====== Data section
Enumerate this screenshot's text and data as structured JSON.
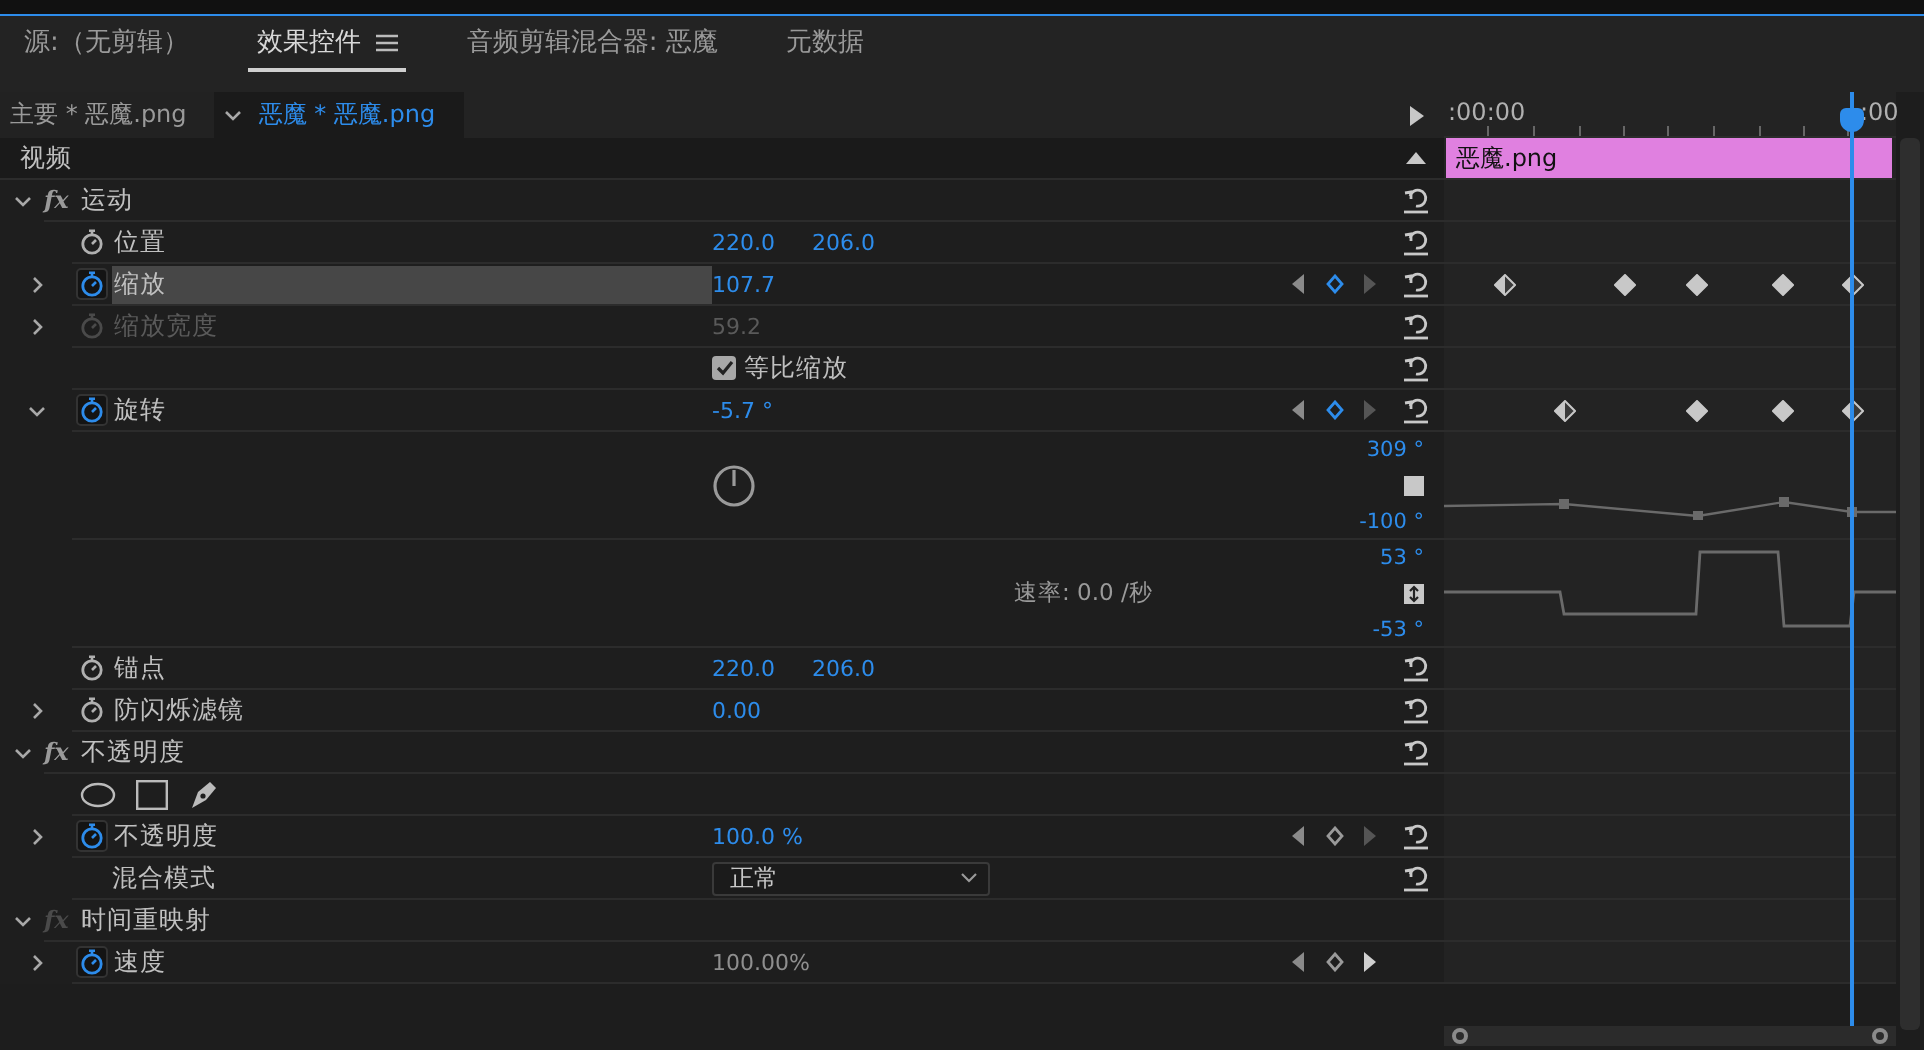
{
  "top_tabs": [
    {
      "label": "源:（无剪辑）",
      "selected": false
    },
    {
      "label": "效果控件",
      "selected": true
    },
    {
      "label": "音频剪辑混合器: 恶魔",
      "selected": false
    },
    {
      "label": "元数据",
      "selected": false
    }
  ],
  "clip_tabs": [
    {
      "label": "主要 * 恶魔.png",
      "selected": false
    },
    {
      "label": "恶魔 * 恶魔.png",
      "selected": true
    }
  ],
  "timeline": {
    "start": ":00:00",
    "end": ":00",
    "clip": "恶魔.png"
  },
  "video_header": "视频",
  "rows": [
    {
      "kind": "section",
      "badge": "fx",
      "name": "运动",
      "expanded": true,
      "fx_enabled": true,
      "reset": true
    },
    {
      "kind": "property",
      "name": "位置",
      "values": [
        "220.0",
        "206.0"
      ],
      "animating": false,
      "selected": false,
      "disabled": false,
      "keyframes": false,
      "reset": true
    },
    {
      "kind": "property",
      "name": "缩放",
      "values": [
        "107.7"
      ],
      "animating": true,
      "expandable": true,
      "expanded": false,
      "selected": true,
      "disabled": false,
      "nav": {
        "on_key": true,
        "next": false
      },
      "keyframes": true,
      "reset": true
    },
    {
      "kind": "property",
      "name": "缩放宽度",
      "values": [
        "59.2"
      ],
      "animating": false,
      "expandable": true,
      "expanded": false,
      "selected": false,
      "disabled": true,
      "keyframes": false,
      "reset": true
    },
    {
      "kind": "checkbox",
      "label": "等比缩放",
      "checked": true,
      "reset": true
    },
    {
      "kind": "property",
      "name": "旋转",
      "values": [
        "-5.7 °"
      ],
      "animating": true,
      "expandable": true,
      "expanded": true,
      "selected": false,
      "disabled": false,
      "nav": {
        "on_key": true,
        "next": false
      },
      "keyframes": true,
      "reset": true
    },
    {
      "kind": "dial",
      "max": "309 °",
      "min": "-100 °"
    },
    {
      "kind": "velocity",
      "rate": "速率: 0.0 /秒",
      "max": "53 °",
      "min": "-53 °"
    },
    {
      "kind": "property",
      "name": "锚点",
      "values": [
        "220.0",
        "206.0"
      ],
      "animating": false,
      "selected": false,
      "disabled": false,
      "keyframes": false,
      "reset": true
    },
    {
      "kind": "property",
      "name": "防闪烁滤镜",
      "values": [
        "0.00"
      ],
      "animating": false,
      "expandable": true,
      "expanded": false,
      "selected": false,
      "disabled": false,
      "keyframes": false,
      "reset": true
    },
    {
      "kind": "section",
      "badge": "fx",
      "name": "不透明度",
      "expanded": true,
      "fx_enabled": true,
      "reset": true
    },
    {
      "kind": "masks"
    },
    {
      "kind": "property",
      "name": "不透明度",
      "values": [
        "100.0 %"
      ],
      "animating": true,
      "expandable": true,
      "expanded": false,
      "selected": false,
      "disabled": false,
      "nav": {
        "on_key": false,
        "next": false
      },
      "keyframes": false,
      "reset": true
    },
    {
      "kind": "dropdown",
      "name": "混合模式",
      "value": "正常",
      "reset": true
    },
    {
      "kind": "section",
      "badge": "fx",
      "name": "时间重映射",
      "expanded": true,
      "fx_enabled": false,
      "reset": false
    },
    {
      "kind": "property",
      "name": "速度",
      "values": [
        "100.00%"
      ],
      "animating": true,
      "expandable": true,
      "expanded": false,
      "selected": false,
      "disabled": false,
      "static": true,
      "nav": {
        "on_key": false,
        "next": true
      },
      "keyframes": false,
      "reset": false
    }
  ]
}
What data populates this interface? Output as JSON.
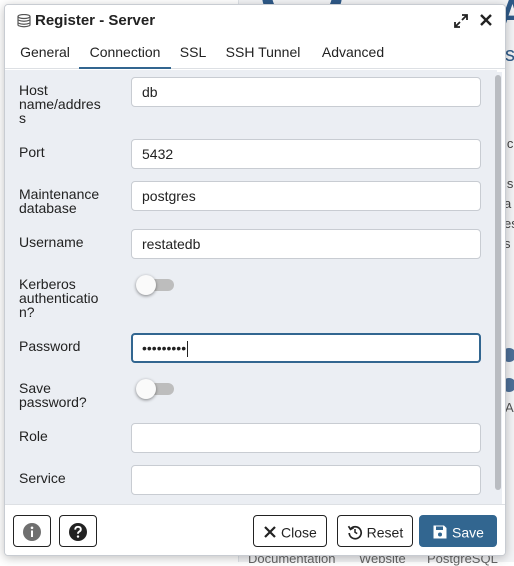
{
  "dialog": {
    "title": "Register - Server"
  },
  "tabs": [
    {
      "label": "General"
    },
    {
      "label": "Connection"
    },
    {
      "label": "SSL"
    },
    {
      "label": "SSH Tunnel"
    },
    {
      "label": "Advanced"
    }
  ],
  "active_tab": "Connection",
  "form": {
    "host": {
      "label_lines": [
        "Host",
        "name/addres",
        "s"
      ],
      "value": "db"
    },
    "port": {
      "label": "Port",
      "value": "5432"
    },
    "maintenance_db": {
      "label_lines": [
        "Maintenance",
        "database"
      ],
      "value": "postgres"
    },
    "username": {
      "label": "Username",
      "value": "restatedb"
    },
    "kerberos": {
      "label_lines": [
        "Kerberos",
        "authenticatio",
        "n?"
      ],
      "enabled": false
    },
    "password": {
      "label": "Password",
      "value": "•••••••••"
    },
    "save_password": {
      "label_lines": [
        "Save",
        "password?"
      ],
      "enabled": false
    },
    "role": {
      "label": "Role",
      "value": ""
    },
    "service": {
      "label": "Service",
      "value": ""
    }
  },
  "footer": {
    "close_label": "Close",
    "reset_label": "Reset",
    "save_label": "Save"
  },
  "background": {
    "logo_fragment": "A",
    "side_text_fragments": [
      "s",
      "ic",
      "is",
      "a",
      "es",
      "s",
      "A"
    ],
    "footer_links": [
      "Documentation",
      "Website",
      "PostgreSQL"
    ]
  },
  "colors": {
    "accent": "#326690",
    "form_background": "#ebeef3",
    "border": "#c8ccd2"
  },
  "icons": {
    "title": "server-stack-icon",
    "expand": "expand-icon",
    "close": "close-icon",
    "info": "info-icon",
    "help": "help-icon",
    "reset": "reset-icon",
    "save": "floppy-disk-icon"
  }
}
============
Short exercise: In the material above, show every line where the word "this" turns up.

Answer:
Enumerate this screenshot's text and data as structured JSON.
What data populates this interface? Output as JSON.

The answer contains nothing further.